• [Task data]
====================

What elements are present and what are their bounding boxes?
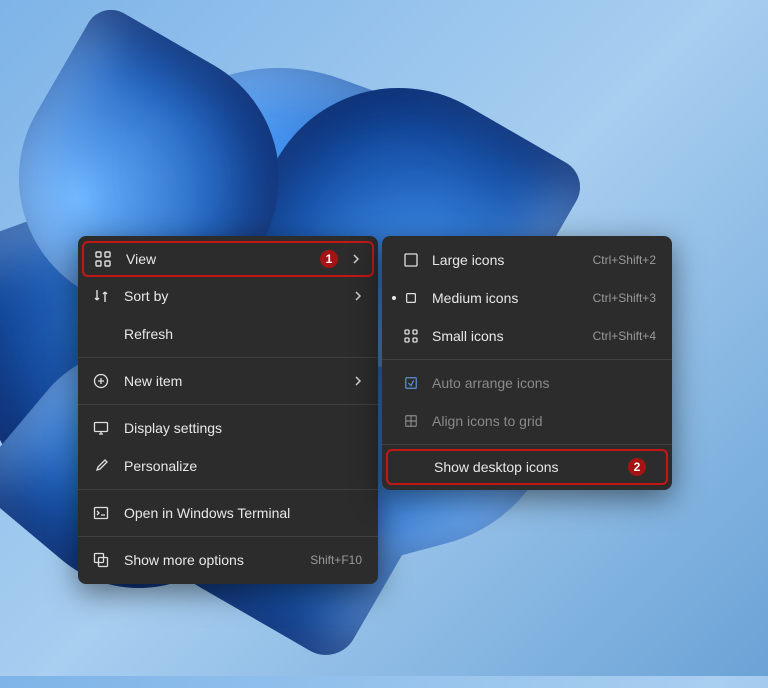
menu-new-item[interactable]: New item [78,362,378,400]
menu-refresh[interactable]: Refresh [78,315,378,353]
view-grid-icon [94,250,112,268]
display-icon [92,419,110,437]
submenu-large-label: Large icons [432,252,583,268]
submenu-medium-label: Medium icons [432,290,583,306]
menu-sort-label: Sort by [124,288,348,304]
auto-arrange-icon [402,374,420,392]
separator [78,357,378,358]
align-grid-icon [402,412,420,430]
submenu-show-desktop-label: Show desktop icons [434,459,620,475]
medium-icons-icon [402,289,420,307]
more-options-icon [92,551,110,569]
menu-personalize-label: Personalize [124,458,362,474]
desktop-context-menu: View 1 Sort by Refresh New item [78,236,378,584]
submenu-show-desktop-icons[interactable]: Show desktop icons 2 [386,449,668,485]
submenu-large-icons[interactable]: Large icons Ctrl+Shift+2 [382,241,672,279]
separator [382,444,672,445]
menu-more-options[interactable]: Show more options Shift+F10 [78,541,378,579]
submenu-align-grid[interactable]: Align icons to grid [382,402,672,440]
submenu-small-label: Small icons [432,328,583,344]
submenu-medium-shortcut: Ctrl+Shift+3 [593,291,656,305]
menu-new-label: New item [124,373,348,389]
menu-more-label: Show more options [124,552,300,568]
submenu-align-label: Align icons to grid [432,413,656,429]
menu-view-label: View [126,251,312,267]
chevron-right-icon [348,290,362,302]
submenu-large-shortcut: Ctrl+Shift+2 [593,253,656,267]
submenu-small-icons[interactable]: Small icons Ctrl+Shift+4 [382,317,672,355]
separator [382,359,672,360]
chevron-right-icon [346,253,360,265]
menu-display-label: Display settings [124,420,362,436]
plus-circle-icon [92,372,110,390]
submenu-auto-arrange-label: Auto arrange icons [432,375,656,391]
menu-more-shortcut: Shift+F10 [310,553,362,567]
chevron-right-icon [348,375,362,387]
menu-refresh-label: Refresh [124,326,362,342]
submenu-small-shortcut: Ctrl+Shift+4 [593,329,656,343]
submenu-auto-arrange[interactable]: Auto arrange icons [382,364,672,402]
selected-bullet-icon [388,296,400,300]
view-submenu: Large icons Ctrl+Shift+2 Medium icons Ct… [382,236,672,490]
menu-view[interactable]: View 1 [82,241,374,277]
large-icons-icon [402,251,420,269]
menu-terminal[interactable]: Open in Windows Terminal [78,494,378,532]
small-icons-icon [402,327,420,345]
brush-icon [92,457,110,475]
annotation-badge-2: 2 [628,458,646,476]
separator [78,404,378,405]
terminal-icon [92,504,110,522]
menu-personalize[interactable]: Personalize [78,447,378,485]
separator [78,489,378,490]
menu-sort-by[interactable]: Sort by [78,277,378,315]
annotation-badge-1: 1 [320,250,338,268]
sort-icon [92,287,110,305]
menu-terminal-label: Open in Windows Terminal [124,505,362,521]
submenu-medium-icons[interactable]: Medium icons Ctrl+Shift+3 [382,279,672,317]
menu-display-settings[interactable]: Display settings [78,409,378,447]
blank-icon [92,325,110,343]
separator [78,536,378,537]
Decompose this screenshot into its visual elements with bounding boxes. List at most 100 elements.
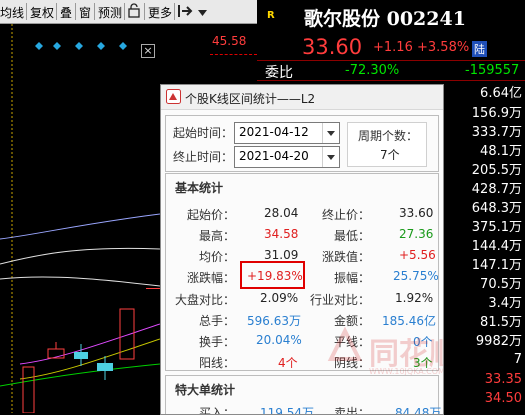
start-date-value: 2021-04-12 <box>239 125 309 139</box>
value-cell: 147.1万 <box>471 258 522 273</box>
panel-divider <box>257 60 525 61</box>
kline-chart[interactable]: × <box>0 24 160 413</box>
toolbar-divider <box>174 3 175 20</box>
start-date-picker[interactable]: 2021-04-12 <box>234 122 340 144</box>
big-sell-value: 84.48万 <box>395 406 442 415</box>
high-value: 34.58 <box>264 227 299 241</box>
avg-value: 31.09 <box>264 248 299 262</box>
value-cell: 6.64亿 <box>480 86 522 101</box>
amount-label: 金额： <box>334 314 371 328</box>
period-count-box: 周期个数： 7个 <box>347 122 427 167</box>
industry-ratio-value: 1.92% <box>395 291 434 305</box>
yang-line-value: 4个 <box>278 356 298 370</box>
period-count-label: 周期个数： <box>358 129 419 143</box>
dialog-title: 个股K线区间统计——L2 <box>185 92 316 106</box>
big-buy-value: 119.54万 <box>260 406 314 415</box>
flat-line-value: 0个 <box>413 335 433 349</box>
exchange-tag: 陆 <box>472 41 487 57</box>
price-change-pct: +3.58% <box>417 40 470 55</box>
low-value: 27.36 <box>399 227 434 241</box>
ma-line-white-2 <box>0 276 160 287</box>
chevron-down-icon[interactable] <box>322 147 339 167</box>
yin-line-label: 阴线： <box>334 356 371 370</box>
lock-icon[interactable] <box>128 3 140 21</box>
end-price-label: 终止价： <box>322 208 371 222</box>
ma-line-white <box>0 247 160 265</box>
change-value: +5.56 <box>399 248 436 262</box>
toolbar-item-adjust[interactable]: 复权 <box>30 4 54 21</box>
bottom-price: 33.35 <box>484 372 522 387</box>
flat-line-label: 平线： <box>334 335 371 349</box>
toolbar-divider <box>94 3 95 20</box>
end-date-label: 终止时间： <box>173 150 234 164</box>
current-price: 33.60 <box>302 35 363 59</box>
avg-label: 均价： <box>199 250 236 264</box>
start-price-label: 起始价： <box>187 208 236 222</box>
toolbar-item-more[interactable]: 更多 <box>148 4 172 21</box>
toolbar-divider <box>26 3 27 20</box>
market-ratio-label: 大盘对比： <box>175 293 236 307</box>
toolbar-item-ma[interactable]: 均线 <box>0 4 24 21</box>
value-cell: 81.5万 <box>480 315 522 330</box>
chevron-down-icon[interactable] <box>322 123 339 143</box>
toolbar-item-window[interactable]: 窗 <box>79 4 91 21</box>
turnover-label: 换手： <box>199 335 236 349</box>
big-buy-label: 买入： <box>199 406 236 415</box>
stock-name: 歌尔股份 002241 <box>304 8 466 30</box>
value-cell: 70.5万 <box>480 277 522 292</box>
interval-stats-dialog: 个股K线区间统计——L2 起始时间： 2021-04-12 终止时间： 2021… <box>160 84 444 415</box>
toolbar-divider <box>124 3 125 20</box>
turnover-value: 20.04% <box>256 333 302 347</box>
chevron-down-icon[interactable] <box>198 5 207 19</box>
amplitude-label: 振幅： <box>334 271 371 285</box>
change-pct-label: 涨跌幅： <box>187 271 236 285</box>
value-cell: 3.4万 <box>488 296 522 311</box>
step-right-icon[interactable] <box>178 4 194 21</box>
end-price-value: 33.60 <box>399 206 434 220</box>
close-icon[interactable]: × <box>141 44 155 58</box>
commission-diff: -159557 <box>465 63 520 78</box>
value-cell: 205.5万 <box>471 163 522 178</box>
volume-column: 6.64亿 156.9万 333.7万 48.1万 205.5万 428.7万 … <box>443 80 525 380</box>
value-cell: 48.1万 <box>480 144 522 159</box>
value-cell: 428.7万 <box>471 182 522 197</box>
chart-corner-marker <box>16 28 26 40</box>
yang-line-label: 阳线： <box>199 356 236 370</box>
value-cell: 648.3万 <box>471 201 522 216</box>
commission-ratio: -72.30% <box>345 63 400 78</box>
value-cell: 9982万 <box>475 334 522 349</box>
toolbar-item-overlay[interactable]: 叠 <box>60 4 72 21</box>
toolbar-item-forecast[interactable]: 预测 <box>98 4 122 21</box>
basic-stats-title: 基本统计 <box>175 181 224 195</box>
chart-toolbar: 均线 复权 叠 窗 预测 更多 <box>0 0 257 24</box>
ma-line-magenta <box>19 323 160 365</box>
end-date-picker[interactable]: 2021-04-20 <box>234 146 340 168</box>
dialog-title-bar[interactable]: 个股K线区间统计——L2 <box>161 85 443 110</box>
amount-value: 185.46亿 <box>382 314 436 328</box>
r-badge: R <box>267 10 275 21</box>
value-cell: 144.4万 <box>471 239 522 254</box>
volume-value: 596.63万 <box>247 314 301 328</box>
ma-line-blue <box>0 213 160 240</box>
bottom-price: 34.50 <box>484 391 522 406</box>
app-logo-icon <box>166 89 181 107</box>
yin-line-value: 3个 <box>413 356 433 370</box>
price-axis-label: 45.58 <box>212 34 247 48</box>
value-cell: 375.1万 <box>471 220 522 235</box>
chart-axis-area: 45.58 <box>160 24 257 84</box>
value-cell: 333.7万 <box>471 125 522 140</box>
axis-dash <box>210 54 257 56</box>
amplitude-value: 25.75% <box>393 269 439 283</box>
toolbar-divider <box>144 3 145 20</box>
commission-ratio-label: 委比 <box>265 65 293 81</box>
price-marker <box>146 288 160 289</box>
ma-line-yellow <box>19 338 160 380</box>
low-label: 最低： <box>334 229 371 243</box>
period-count-value: 7个 <box>380 148 400 162</box>
value-cell: 7 <box>513 352 522 367</box>
end-date-value: 2021-04-20 <box>239 149 309 163</box>
value-cell: 156.9万 <box>471 106 522 121</box>
volume-label: 总手： <box>199 314 236 328</box>
change-value-label: 涨跌值： <box>322 250 371 264</box>
event-markers <box>35 42 127 50</box>
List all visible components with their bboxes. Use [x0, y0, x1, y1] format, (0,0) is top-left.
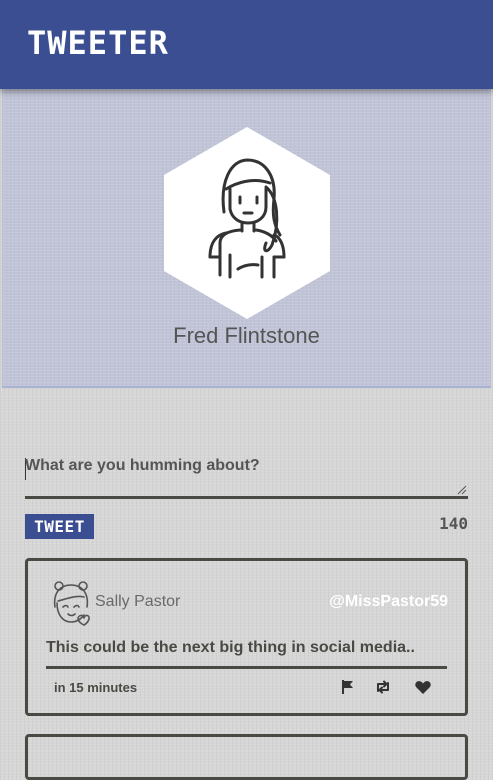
woman-avatar-icon: [164, 127, 330, 319]
tweet-timestamp: in 15 minutes: [54, 680, 138, 695]
character-counter: 140: [439, 514, 468, 533]
tweet-card: Sally Pastor @MissPastor59 This could be…: [25, 558, 468, 716]
profile-avatar: [162, 127, 332, 319]
profile-banner: Fred Flintstone: [2, 89, 491, 388]
tweet-divider: [46, 666, 447, 669]
tweet-text: This could be the next big thing in soci…: [46, 639, 415, 656]
retweet-icon: [377, 680, 389, 694]
retweet-button[interactable]: [374, 678, 392, 696]
tweet-card: [25, 734, 468, 780]
profile-name: Fred Flintstone: [173, 323, 320, 348]
compose-placeholder: What are you humming about?: [25, 457, 260, 474]
girl-avatar-icon: [53, 581, 90, 626]
flag-button[interactable]: [339, 678, 357, 696]
tweet-author-name[interactable]: Sally Pastor: [95, 593, 180, 611]
resize-handle-icon[interactable]: [457, 485, 467, 495]
heart-icon: [415, 681, 431, 694]
tweet-button[interactable]: TWEET: [25, 514, 94, 539]
tweet-author-handle[interactable]: @MissPastor59: [329, 593, 448, 611]
like-button[interactable]: [414, 678, 432, 696]
tweet-compose-input[interactable]: What are you humming about?: [25, 452, 468, 499]
app-header: TWEETER: [0, 0, 493, 89]
brand-logo[interactable]: TWEETER: [27, 23, 169, 63]
flag-icon: [342, 680, 353, 694]
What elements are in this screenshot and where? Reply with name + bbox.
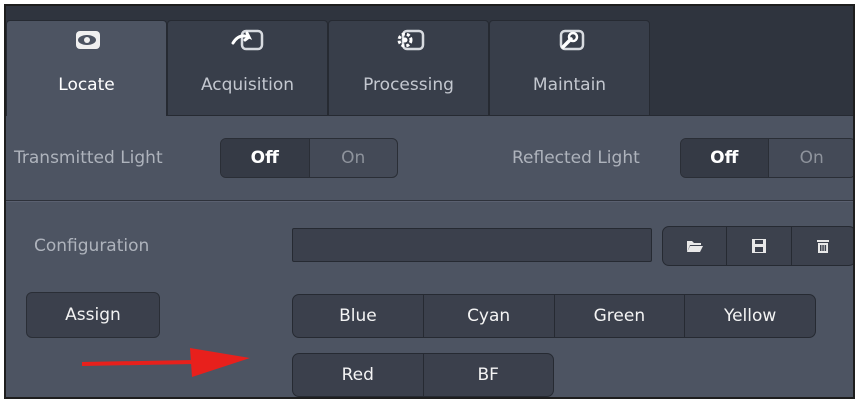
tab-label: Maintain xyxy=(532,75,607,95)
configuration-section: Configuration Assign Blue Cyan Green Yel… xyxy=(6,202,853,397)
channel-green-button[interactable]: Green xyxy=(555,295,686,337)
reflected-light-off-option[interactable]: Off xyxy=(681,139,769,177)
tab-label: Acquisition xyxy=(200,75,295,95)
transmitted-light-label: Transmitted Light xyxy=(14,148,163,168)
open-configuration-button[interactable] xyxy=(663,227,728,265)
save-configuration-button[interactable] xyxy=(727,227,792,265)
folder-open-icon xyxy=(686,241,703,252)
tab-bar: Locate Acquisition Processing Maintain xyxy=(6,6,853,117)
channel-yellow-button[interactable]: Yellow xyxy=(685,295,815,337)
configuration-actions xyxy=(662,226,853,266)
acquisition-arrow-icon xyxy=(231,29,263,51)
annotation-arrow-icon xyxy=(82,348,250,377)
tab-acquisition[interactable]: Acquisition xyxy=(167,20,328,116)
delete-icon xyxy=(817,240,830,253)
locate-panel: Locate Acquisition Processing Maintain T… xyxy=(4,4,855,399)
tab-label: Processing xyxy=(363,75,454,95)
channel-buttons-row-2: Red BF xyxy=(292,353,554,397)
transmitted-light-off-option[interactable]: Off xyxy=(221,139,310,177)
eye-icon xyxy=(75,31,100,49)
transmitted-light-toggle: Off On xyxy=(220,138,398,178)
channel-bf-button[interactable]: BF xyxy=(424,354,554,396)
reflected-light-on-option[interactable]: On xyxy=(769,139,854,177)
save-icon xyxy=(751,239,766,253)
tab-locate[interactable]: Locate xyxy=(6,20,167,117)
configuration-label: Configuration xyxy=(34,236,150,256)
light-controls: Transmitted Light Off On Reflected Light… xyxy=(6,116,853,200)
tab-processing[interactable]: Processing xyxy=(328,20,489,116)
transmitted-light-on-option[interactable]: On xyxy=(310,139,398,177)
reflected-light-toggle: Off On xyxy=(680,138,854,178)
gear-icon xyxy=(397,29,424,51)
configuration-input[interactable] xyxy=(292,228,652,262)
channel-red-button[interactable]: Red xyxy=(293,354,424,396)
delete-configuration-button[interactable] xyxy=(792,227,853,265)
channel-blue-button[interactable]: Blue xyxy=(293,295,424,337)
tab-maintain[interactable]: Maintain xyxy=(489,20,650,116)
channel-buttons-row-1: Blue Cyan Green Yellow xyxy=(292,294,816,338)
wrench-icon xyxy=(559,29,584,51)
channel-cyan-button[interactable]: Cyan xyxy=(424,295,555,337)
tab-label: Locate xyxy=(58,75,115,95)
reflected-light-label: Reflected Light xyxy=(512,148,640,168)
assign-button[interactable]: Assign xyxy=(26,292,160,338)
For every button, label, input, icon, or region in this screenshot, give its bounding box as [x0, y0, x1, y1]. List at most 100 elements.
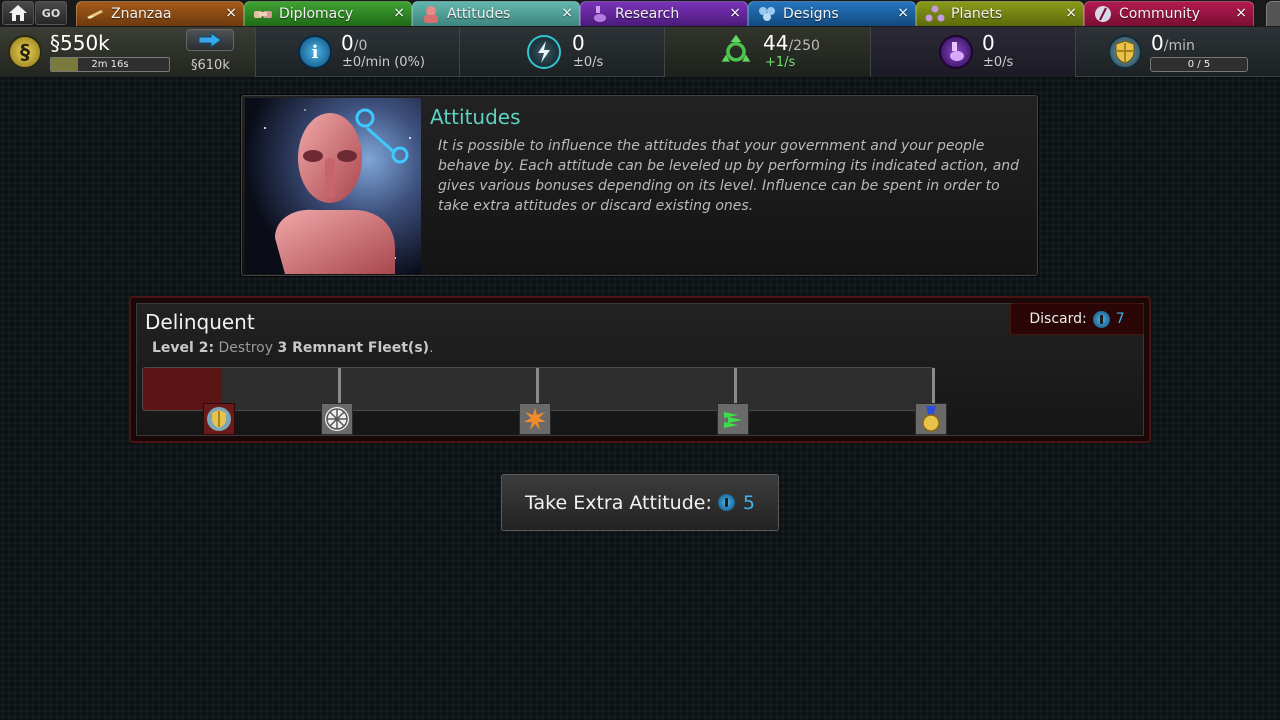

====================

• [Your objective]
Reproduce the lines word for word, starting at the line that contains "start-date-value: 2021-04-12 <box>239" and ending after the line that contains "big-buy-value: 119.54万 <box>260".

• [Task answer]
start-date-value: 2021-04-12 <box>239 125 309 139</box>
value-cell: 147.1万 <box>471 258 522 273</box>
panel-divider <box>257 60 525 61</box>
kline-chart[interactable]: × <box>0 24 160 413</box>
toolbar-divider <box>174 3 175 20</box>
start-date-picker[interactable]: 2021-04-12 <box>234 122 340 144</box>
big-sell-value: 84.48万 <box>395 406 442 415</box>
high-value: 34.58 <box>264 227 299 241</box>
avg-value: 31.09 <box>264 248 299 262</box>
value-cell: 6.64亿 <box>480 86 522 101</box>
amount-label: 金额： <box>334 314 371 328</box>
period-count-box: 周期个数： 7个 <box>347 122 427 167</box>
industry-ratio-value: 1.92% <box>395 291 434 305</box>
yang-line-value: 4个 <box>278 356 298 370</box>
period-count-label: 周期个数： <box>358 129 419 143</box>
dialog-title: 个股K线区间统计——L2 <box>185 92 316 106</box>
big-buy-value: 119.54万 <box>260 406 314 415</box>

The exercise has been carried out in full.